▶ **Set task**:
Repeat the lines below exactly as they appear, but leave out the images.

▶ **Stored entries**:
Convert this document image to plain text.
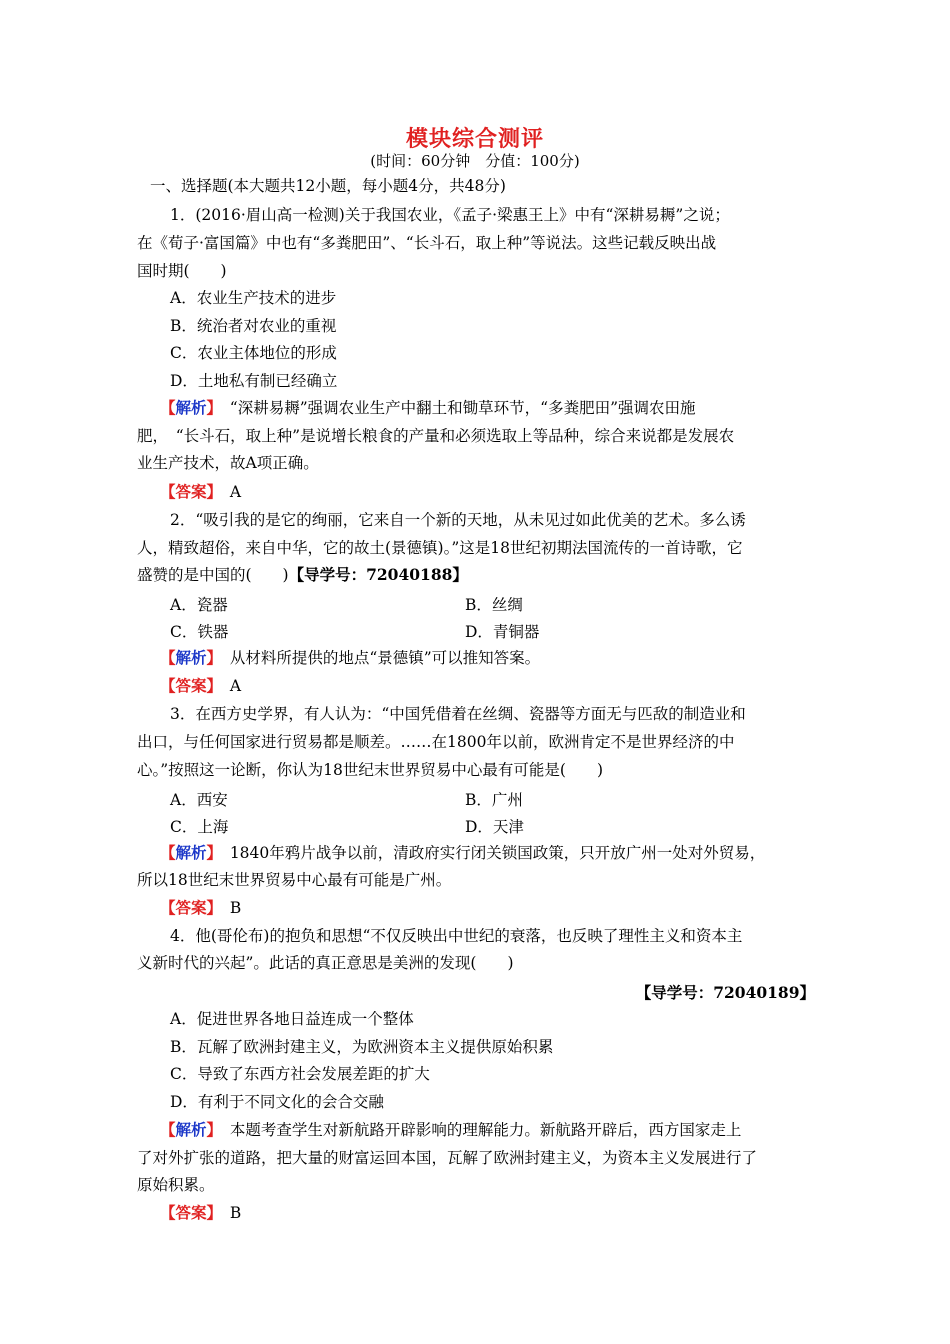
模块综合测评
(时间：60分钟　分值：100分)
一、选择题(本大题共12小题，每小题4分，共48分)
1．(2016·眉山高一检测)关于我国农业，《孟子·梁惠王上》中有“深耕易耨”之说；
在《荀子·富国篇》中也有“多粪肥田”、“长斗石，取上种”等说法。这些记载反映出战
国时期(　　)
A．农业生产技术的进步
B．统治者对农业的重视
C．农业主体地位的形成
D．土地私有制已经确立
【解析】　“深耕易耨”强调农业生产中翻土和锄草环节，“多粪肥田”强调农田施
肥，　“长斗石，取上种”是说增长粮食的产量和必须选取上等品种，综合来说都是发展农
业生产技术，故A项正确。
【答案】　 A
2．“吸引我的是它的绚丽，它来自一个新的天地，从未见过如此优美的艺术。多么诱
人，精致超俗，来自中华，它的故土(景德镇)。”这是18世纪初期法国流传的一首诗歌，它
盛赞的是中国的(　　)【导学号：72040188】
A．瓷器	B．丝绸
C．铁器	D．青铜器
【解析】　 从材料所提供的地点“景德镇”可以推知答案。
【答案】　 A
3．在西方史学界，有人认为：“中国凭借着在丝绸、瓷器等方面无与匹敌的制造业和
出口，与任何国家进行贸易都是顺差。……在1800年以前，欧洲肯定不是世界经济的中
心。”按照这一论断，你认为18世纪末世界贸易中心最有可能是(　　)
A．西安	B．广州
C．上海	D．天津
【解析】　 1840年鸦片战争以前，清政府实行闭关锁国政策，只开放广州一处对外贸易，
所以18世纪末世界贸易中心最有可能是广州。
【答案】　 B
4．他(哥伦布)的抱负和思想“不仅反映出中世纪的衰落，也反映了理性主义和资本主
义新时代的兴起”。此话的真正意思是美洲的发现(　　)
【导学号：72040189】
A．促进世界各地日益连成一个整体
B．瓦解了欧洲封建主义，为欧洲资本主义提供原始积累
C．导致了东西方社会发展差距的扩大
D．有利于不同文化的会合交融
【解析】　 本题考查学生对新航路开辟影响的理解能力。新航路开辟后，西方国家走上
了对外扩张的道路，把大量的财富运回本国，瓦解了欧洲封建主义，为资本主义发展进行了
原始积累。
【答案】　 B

▶ **Result**:
Convert this document image to plain text.
模块综合测评
(时间：60分钟　分值：100分)
一、选择题(本大题共12小题，每小题4分，共48分)
1．(2016·眉山高一检测)关于我国农业，《孟子·梁惠王上》中有“深耕易耨”之说；
在《荀子·富国篇》中也有“多粪肥田”、“长斗石，取上种”等说法。这些记载反映出战
国时期(　　)
A．农业生产技术的进步
B．统治者对农业的重视
C．农业主体地位的形成
D．土地私有制已经确立
【解析】　“深耕易耨”强调农业生产中翻土和锄草环节，“多粪肥田”强调农田施
肥，　“长斗石，取上种”是说增长粮食的产量和必须选取上等品种，综合来说都是发展农
业生产技术，故A项正确。
【答案】　 A
2．“吸引我的是它的绚丽，它来自一个新的天地，从未见过如此优美的艺术。多么诱
人，精致超俗，来自中华，它的故土(景德镇)。”这是18世纪初期法国流传的一首诗歌，它
盛赞的是中国的(　　)【导学号：72040188】
A．瓷器	B．丝绸
C．铁器	D．青铜器
【解析】　 从材料所提供的地点“景德镇”可以推知答案。
【答案】　 A
3．在西方史学界，有人认为：“中国凭借着在丝绸、瓷器等方面无与匹敌的制造业和
出口，与任何国家进行贸易都是顺差。……在1800年以前，欧洲肯定不是世界经济的中
心。”按照这一论断，你认为18世纪末世界贸易中心最有可能是(　　)
A．西安	B．广州
C．上海	D．天津
【解析】　 1840年鸦片战争以前，清政府实行闭关锁国政策，只开放广州一处对外贸易，
所以18世纪末世界贸易中心最有可能是广州。
【答案】　 B
4．他(哥伦布)的抱负和思想“不仅反映出中世纪的衰落，也反映了理性主义和资本主
义新时代的兴起”。此话的真正意思是美洲的发现(　　)
【导学号：72040189】
A．促进世界各地日益连成一个整体
B．瓦解了欧洲封建主义，为欧洲资本主义提供原始积累
C．导致了东西方社会发展差距的扩大
D．有利于不同文化的会合交融
【解析】　 本题考查学生对新航路开辟影响的理解能力。新航路开辟后，西方国家走上
了对外扩张的道路，把大量的财富运回本国，瓦解了欧洲封建主义，为资本主义发展进行了
原始积累。
【答案】　 B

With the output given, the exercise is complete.